DIRECTIONS: Report each line of the data that has "accent" somewhere in it.

═══ DATASET RECORDS

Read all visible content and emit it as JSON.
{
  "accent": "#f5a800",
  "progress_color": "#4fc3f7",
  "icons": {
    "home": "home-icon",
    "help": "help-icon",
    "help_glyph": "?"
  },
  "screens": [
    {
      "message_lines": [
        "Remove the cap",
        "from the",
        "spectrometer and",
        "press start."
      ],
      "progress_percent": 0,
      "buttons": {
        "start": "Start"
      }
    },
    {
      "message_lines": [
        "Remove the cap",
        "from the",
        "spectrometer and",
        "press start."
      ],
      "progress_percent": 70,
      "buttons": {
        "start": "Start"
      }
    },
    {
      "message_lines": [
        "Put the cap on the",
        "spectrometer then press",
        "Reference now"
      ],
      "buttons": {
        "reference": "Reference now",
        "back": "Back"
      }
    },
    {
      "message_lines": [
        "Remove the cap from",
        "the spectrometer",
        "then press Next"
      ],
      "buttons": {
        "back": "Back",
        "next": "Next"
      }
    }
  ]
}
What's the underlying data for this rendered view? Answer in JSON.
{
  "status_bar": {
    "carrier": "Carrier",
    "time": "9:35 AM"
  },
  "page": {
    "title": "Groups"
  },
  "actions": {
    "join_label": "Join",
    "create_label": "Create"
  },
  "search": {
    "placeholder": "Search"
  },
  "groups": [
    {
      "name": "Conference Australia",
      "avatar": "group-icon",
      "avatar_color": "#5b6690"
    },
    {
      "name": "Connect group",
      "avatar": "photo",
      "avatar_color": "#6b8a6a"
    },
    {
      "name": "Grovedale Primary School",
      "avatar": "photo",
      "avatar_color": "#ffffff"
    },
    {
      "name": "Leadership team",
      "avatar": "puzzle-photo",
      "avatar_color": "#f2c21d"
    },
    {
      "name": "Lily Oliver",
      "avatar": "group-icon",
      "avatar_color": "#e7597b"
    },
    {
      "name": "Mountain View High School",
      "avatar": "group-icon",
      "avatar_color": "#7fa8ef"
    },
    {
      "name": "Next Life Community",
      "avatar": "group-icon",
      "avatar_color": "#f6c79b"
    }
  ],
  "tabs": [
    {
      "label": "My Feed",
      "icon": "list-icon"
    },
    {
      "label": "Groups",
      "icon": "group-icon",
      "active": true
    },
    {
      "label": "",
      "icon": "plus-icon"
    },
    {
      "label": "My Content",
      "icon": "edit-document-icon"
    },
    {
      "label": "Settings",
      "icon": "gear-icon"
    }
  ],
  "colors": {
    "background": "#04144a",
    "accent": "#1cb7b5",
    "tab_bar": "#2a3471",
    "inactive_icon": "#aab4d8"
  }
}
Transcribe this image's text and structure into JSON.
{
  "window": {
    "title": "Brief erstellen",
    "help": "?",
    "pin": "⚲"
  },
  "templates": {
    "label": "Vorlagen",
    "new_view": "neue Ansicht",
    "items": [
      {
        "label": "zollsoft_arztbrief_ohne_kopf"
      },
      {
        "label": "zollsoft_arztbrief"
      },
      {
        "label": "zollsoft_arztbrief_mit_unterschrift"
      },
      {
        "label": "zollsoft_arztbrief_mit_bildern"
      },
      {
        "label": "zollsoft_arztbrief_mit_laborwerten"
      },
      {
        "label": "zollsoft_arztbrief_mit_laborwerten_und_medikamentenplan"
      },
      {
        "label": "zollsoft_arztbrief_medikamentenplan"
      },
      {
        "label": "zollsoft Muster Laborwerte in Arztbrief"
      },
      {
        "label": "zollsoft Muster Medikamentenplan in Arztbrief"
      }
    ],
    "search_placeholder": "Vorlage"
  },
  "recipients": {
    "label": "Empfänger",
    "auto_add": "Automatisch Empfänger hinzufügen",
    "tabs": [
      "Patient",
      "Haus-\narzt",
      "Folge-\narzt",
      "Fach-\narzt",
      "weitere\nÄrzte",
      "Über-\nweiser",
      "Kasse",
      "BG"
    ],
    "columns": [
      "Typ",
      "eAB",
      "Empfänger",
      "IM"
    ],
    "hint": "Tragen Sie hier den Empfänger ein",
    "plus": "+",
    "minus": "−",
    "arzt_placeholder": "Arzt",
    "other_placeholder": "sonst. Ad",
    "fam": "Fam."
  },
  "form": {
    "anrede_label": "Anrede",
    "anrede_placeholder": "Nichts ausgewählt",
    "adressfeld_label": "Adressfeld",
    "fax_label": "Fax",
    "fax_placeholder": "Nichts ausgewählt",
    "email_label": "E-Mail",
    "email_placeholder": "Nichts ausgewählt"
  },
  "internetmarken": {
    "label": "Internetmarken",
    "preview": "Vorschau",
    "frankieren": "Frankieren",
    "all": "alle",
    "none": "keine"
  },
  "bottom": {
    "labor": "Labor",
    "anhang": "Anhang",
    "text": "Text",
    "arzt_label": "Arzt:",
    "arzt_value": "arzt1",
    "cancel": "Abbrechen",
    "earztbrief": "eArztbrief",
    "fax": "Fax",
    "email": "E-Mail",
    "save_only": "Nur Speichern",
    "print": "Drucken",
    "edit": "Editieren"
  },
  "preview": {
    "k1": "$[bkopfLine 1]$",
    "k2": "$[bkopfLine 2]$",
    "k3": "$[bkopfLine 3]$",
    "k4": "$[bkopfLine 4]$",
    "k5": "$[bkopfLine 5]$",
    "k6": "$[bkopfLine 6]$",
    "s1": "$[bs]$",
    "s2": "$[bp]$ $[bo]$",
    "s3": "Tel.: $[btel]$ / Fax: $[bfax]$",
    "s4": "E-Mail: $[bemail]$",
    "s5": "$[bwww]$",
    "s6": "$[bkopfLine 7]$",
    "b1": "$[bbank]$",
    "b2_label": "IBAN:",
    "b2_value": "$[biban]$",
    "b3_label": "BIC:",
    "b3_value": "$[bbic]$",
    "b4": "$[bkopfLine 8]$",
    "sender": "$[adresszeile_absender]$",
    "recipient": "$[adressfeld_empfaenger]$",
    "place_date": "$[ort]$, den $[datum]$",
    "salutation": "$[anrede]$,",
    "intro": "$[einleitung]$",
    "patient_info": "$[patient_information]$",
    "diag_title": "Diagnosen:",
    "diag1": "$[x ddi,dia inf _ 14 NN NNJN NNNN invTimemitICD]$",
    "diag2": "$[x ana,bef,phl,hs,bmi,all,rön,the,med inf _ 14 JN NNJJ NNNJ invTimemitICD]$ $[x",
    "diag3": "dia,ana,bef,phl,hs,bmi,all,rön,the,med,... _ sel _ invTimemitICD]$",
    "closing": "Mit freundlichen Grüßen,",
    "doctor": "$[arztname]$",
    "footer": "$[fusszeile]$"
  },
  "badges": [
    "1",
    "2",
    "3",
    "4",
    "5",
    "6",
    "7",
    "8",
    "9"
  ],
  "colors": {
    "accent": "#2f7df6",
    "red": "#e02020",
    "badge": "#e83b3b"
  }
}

══════

ANSWER:
  "accent": "#f5a800",
    "accent": "#1cb7b5",
    "accent": "#2f7df6",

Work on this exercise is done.